* begin Supplied entries *

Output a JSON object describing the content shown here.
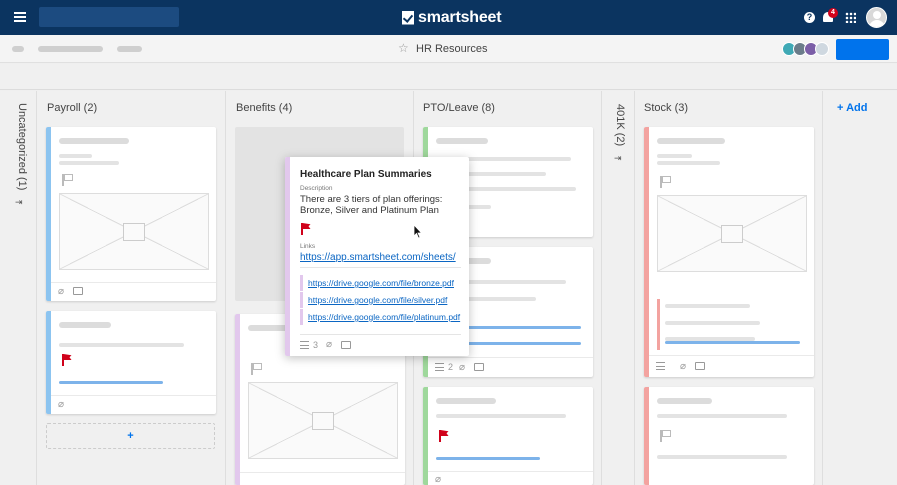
{
  "app": {
    "logo_text": "smartsheet",
    "notification_count": "4",
    "help_glyph": "?"
  },
  "sheet": {
    "title": "HR Resources"
  },
  "lanes": [
    {
      "title": "Uncategorized (1)",
      "orientation": "vertical"
    },
    {
      "title": "Payroll (2)"
    },
    {
      "title": "Benefits (4)"
    },
    {
      "title": "PTO/Leave (8)"
    },
    {
      "title": "401K (2)",
      "orientation": "vertical"
    },
    {
      "title": "Stock (3)"
    }
  ],
  "add_lane_label": "+ Add",
  "add_card_label": "+",
  "move_glyph": "⇥",
  "popup": {
    "title": "Healthcare Plan Summaries",
    "description_label": "Description",
    "description": "There are 3 tiers of plan offerings: Bronze, Silver and Platinum Plan",
    "links_label": "Links",
    "main_link": "https://app.smartsheet.com/sheets/",
    "sub_links": [
      "https://drive.google.com/file/bronze.pdf",
      "https://drive.google.com/file/silver.pdf",
      "https://drive.google.com/file/platinum.pdf"
    ],
    "checklist_count": "3"
  },
  "card_counts": {
    "pto_checklist": "2"
  },
  "colors": {
    "topbar": "#0b3460",
    "accent": "#0073ec",
    "payroll_stripe": "#8cc4f0",
    "benefits_stripe": "#e2c8ed",
    "pto_stripe": "#9fd89c",
    "stock_stripe": "#f3a3a0",
    "flag_red": "#d0021b"
  }
}
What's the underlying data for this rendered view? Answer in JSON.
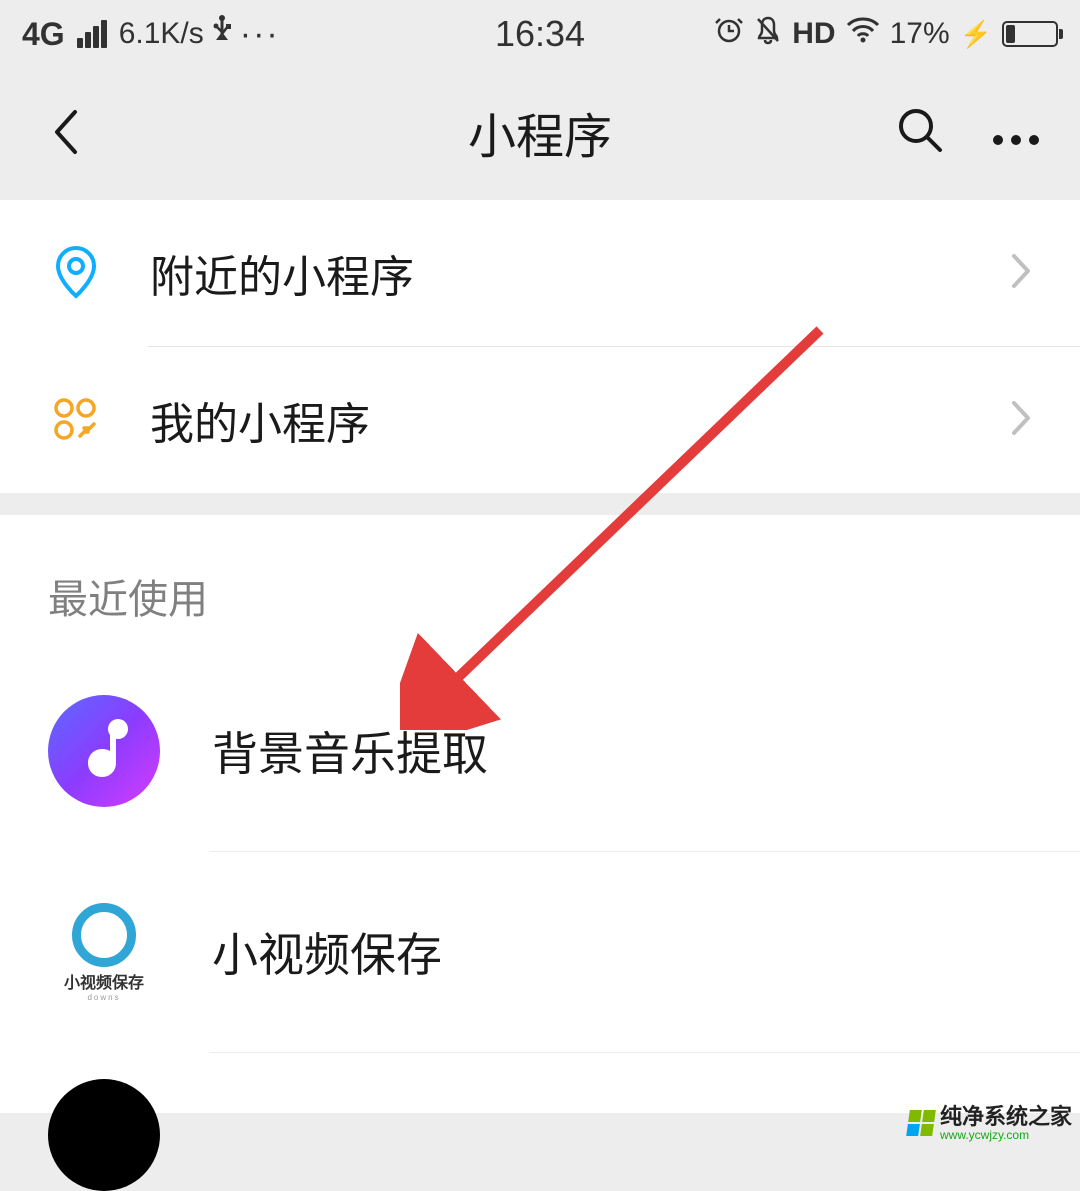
{
  "statusBar": {
    "network": "4G",
    "speed": "6.1K/s",
    "usb": "✝",
    "more": "···",
    "time": "16:34",
    "hd": "HD",
    "batteryPct": "17%"
  },
  "nav": {
    "title": "小程序"
  },
  "topList": [
    {
      "label": "附近的小程序",
      "icon": "location"
    },
    {
      "label": "我的小程序",
      "icon": "grid"
    }
  ],
  "recentSection": {
    "header": "最近使用",
    "apps": [
      {
        "name": "背景音乐提取",
        "iconType": "music"
      },
      {
        "name": "小视频保存",
        "iconType": "video",
        "subLabel": "小视频保存",
        "subLabel2": "downs"
      },
      {
        "name": "",
        "iconType": "black"
      }
    ]
  },
  "watermark": {
    "main": "纯净系统之家",
    "sub": "www.ycwjzy.com"
  }
}
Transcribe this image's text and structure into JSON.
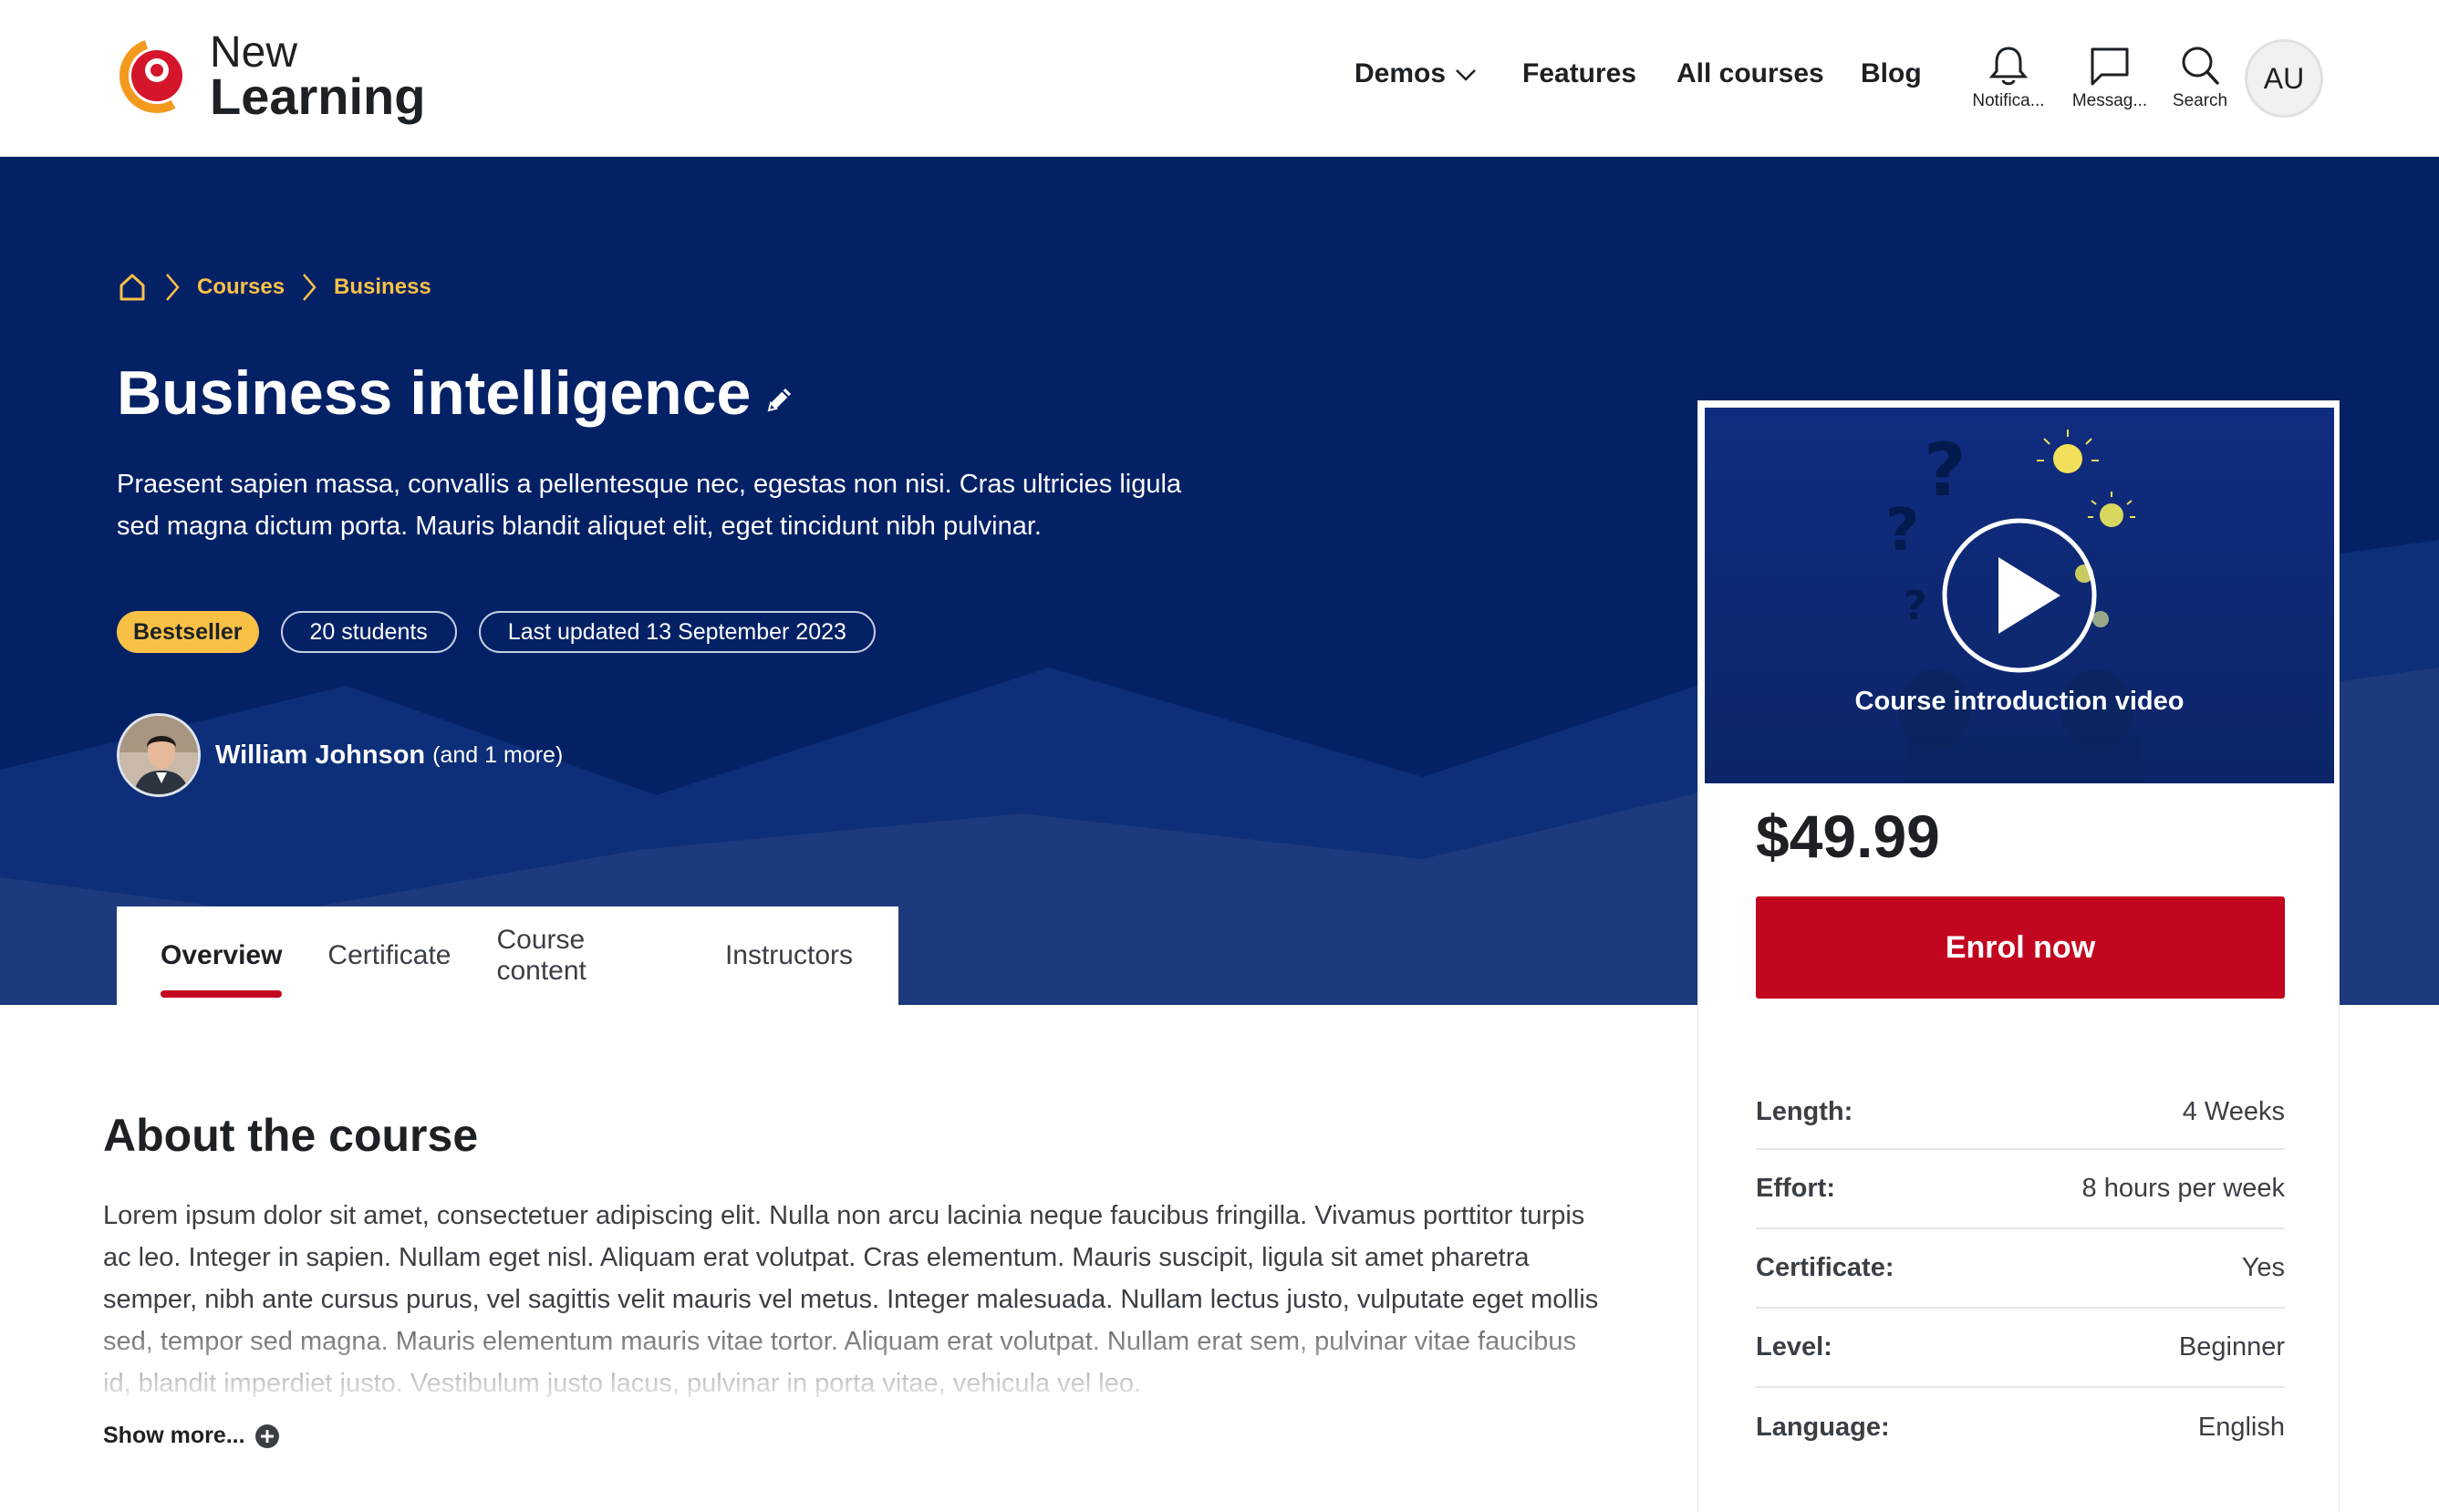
{
  "brand": {
    "line1": "New",
    "line2": "Learning"
  },
  "nav": {
    "demos": "Demos",
    "features": "Features",
    "all_courses": "All courses",
    "blog": "Blog",
    "notifications": "Notifica...",
    "messages": "Messag...",
    "search": "Search",
    "avatar_initials": "AU"
  },
  "breadcrumb": {
    "courses": "Courses",
    "business": "Business"
  },
  "course": {
    "title": "Business intelligence",
    "summary": "Praesent sapien massa, convallis a pellentesque nec, egestas non nisi. Cras ultricies ligula sed magna dictum porta. Mauris blandit aliquet elit, eget tincidunt nibh pulvinar.",
    "badge_bestseller": "Bestseller",
    "badge_students": "20 students",
    "badge_updated": "Last updated 13 September 2023",
    "author_name": "William Johnson",
    "author_more": "(and 1 more)"
  },
  "tabs": {
    "overview": "Overview",
    "certificate": "Certificate",
    "content": "Course content",
    "instructors": "Instructors"
  },
  "about": {
    "title": "About the course",
    "body": "Lorem ipsum dolor sit amet, consectetuer adipiscing elit. Nulla non arcu lacinia neque faucibus fringilla. Vivamus porttitor turpis ac leo. Integer in sapien. Nullam eget nisl. Aliquam erat volutpat. Cras elementum. Mauris suscipit, ligula sit amet pharetra semper, nibh ante cursus purus, vel sagittis velit mauris vel metus. Integer malesuada. Nullam lectus justo, vulputate eget mollis sed, tempor sed magna. Mauris elementum mauris vitae tortor. Aliquam erat volutpat. Nullam erat sem, pulvinar vitae faucibus id, blandit imperdiet justo. Vestibulum justo lacus, pulvinar in porta vitae, vehicula vel leo.",
    "show_more": "Show more..."
  },
  "card": {
    "video_label": "Course introduction video",
    "price": "$49.99",
    "enrol": "Enrol now",
    "facts": [
      {
        "k": "Length:",
        "v": "4 Weeks"
      },
      {
        "k": "Effort:",
        "v": "8 hours per week"
      },
      {
        "k": "Certificate:",
        "v": "Yes"
      },
      {
        "k": "Level:",
        "v": "Beginner"
      },
      {
        "k": "Language:",
        "v": "English"
      }
    ]
  },
  "colors": {
    "hero_bg": "#042166",
    "accent_red": "#c30620",
    "accent_yellow": "#f8c146"
  }
}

* end Supplied entries *

Prompt: Every line of text is to be repeated exactly; pictures are left out.

The output:
Output a JSON object describing the content shown here.
{
  "app": {
    "logo_text": "smartsheet",
    "notification_count": "4",
    "help_glyph": "?"
  },
  "sheet": {
    "title": "HR Resources"
  },
  "lanes": [
    {
      "title": "Uncategorized (1)",
      "orientation": "vertical"
    },
    {
      "title": "Payroll (2)"
    },
    {
      "title": "Benefits (4)"
    },
    {
      "title": "PTO/Leave (8)"
    },
    {
      "title": "401K (2)",
      "orientation": "vertical"
    },
    {
      "title": "Stock (3)"
    }
  ],
  "add_lane_label": "+ Add",
  "add_card_label": "+",
  "move_glyph": "⇥",
  "popup": {
    "title": "Healthcare Plan Summaries",
    "description_label": "Description",
    "description": "There are 3 tiers of plan offerings: Bronze, Silver and Platinum Plan",
    "links_label": "Links",
    "main_link": "https://app.smartsheet.com/sheets/",
    "sub_links": [
      "https://drive.google.com/file/bronze.pdf",
      "https://drive.google.com/file/silver.pdf",
      "https://drive.google.com/file/platinum.pdf"
    ],
    "checklist_count": "3"
  },
  "card_counts": {
    "pto_checklist": "2"
  },
  "colors": {
    "topbar": "#0b3460",
    "accent": "#0073ec",
    "payroll_stripe": "#8cc4f0",
    "benefits_stripe": "#e2c8ed",
    "pto_stripe": "#9fd89c",
    "stock_stripe": "#f3a3a0",
    "flag_red": "#d0021b"
  }
}
What's the underlying data for this rendered view? Answer in JSON.
{
  "statusBar": {
    "network": "4G",
    "speed": "6.1K/s",
    "usb": "✝",
    "more": "···",
    "time": "16:34",
    "hd": "HD",
    "batteryPct": "17%"
  },
  "nav": {
    "title": "小程序"
  },
  "topList": [
    {
      "label": "附近的小程序",
      "icon": "location"
    },
    {
      "label": "我的小程序",
      "icon": "grid"
    }
  ],
  "recentSection": {
    "header": "最近使用",
    "apps": [
      {
        "name": "背景音乐提取",
        "iconType": "music"
      },
      {
        "name": "小视频保存",
        "iconType": "video",
        "subLabel": "小视频保存",
        "subLabel2": "downs"
      },
      {
        "name": "",
        "iconType": "black"
      }
    ]
  },
  "watermark": {
    "main": "纯净系统之家",
    "sub": "www.ycwjzy.com"
  }
}
Transcribe this image's text and structure into JSON.
{
  "brand": {
    "line1": "New",
    "line2": "Learning"
  },
  "nav": {
    "demos": "Demos",
    "features": "Features",
    "all_courses": "All courses",
    "blog": "Blog",
    "notifications": "Notifica...",
    "messages": "Messag...",
    "search": "Search",
    "avatar_initials": "AU"
  },
  "breadcrumb": {
    "courses": "Courses",
    "business": "Business"
  },
  "course": {
    "title": "Business intelligence",
    "summary": "Praesent sapien massa, convallis a pellentesque nec, egestas non nisi. Cras ultricies ligula sed magna dictum porta. Mauris blandit aliquet elit, eget tincidunt nibh pulvinar.",
    "badge_bestseller": "Bestseller",
    "badge_students": "20 students",
    "badge_updated": "Last updated 13 September 2023",
    "author_name": "William Johnson",
    "author_more": "(and 1 more)"
  },
  "tabs": {
    "overview": "Overview",
    "certificate": "Certificate",
    "content": "Course content",
    "instructors": "Instructors"
  },
  "about": {
    "title": "About the course",
    "body": "Lorem ipsum dolor sit amet, consectetuer adipiscing elit. Nulla non arcu lacinia neque faucibus fringilla. Vivamus porttitor turpis ac leo. Integer in sapien. Nullam eget nisl. Aliquam erat volutpat. Cras elementum. Mauris suscipit, ligula sit amet pharetra semper, nibh ante cursus purus, vel sagittis velit mauris vel metus. Integer malesuada. Nullam lectus justo, vulputate eget mollis sed, tempor sed magna. Mauris elementum mauris vitae tortor. Aliquam erat volutpat. Nullam erat sem, pulvinar vitae faucibus id, blandit imperdiet justo. Vestibulum justo lacus, pulvinar in porta vitae, vehicula vel leo.",
    "show_more": "Show more..."
  },
  "card": {
    "video_label": "Course introduction video",
    "price": "$49.99",
    "enrol": "Enrol now",
    "facts": [
      {
        "k": "Length:",
        "v": "4 Weeks"
      },
      {
        "k": "Effort:",
        "v": "8 hours per week"
      },
      {
        "k": "Certificate:",
        "v": "Yes"
      },
      {
        "k": "Level:",
        "v": "Beginner"
      },
      {
        "k": "Language:",
        "v": "English"
      }
    ]
  },
  "colors": {
    "hero_bg": "#042166",
    "accent_red": "#c30620",
    "accent_yellow": "#f8c146"
  }
}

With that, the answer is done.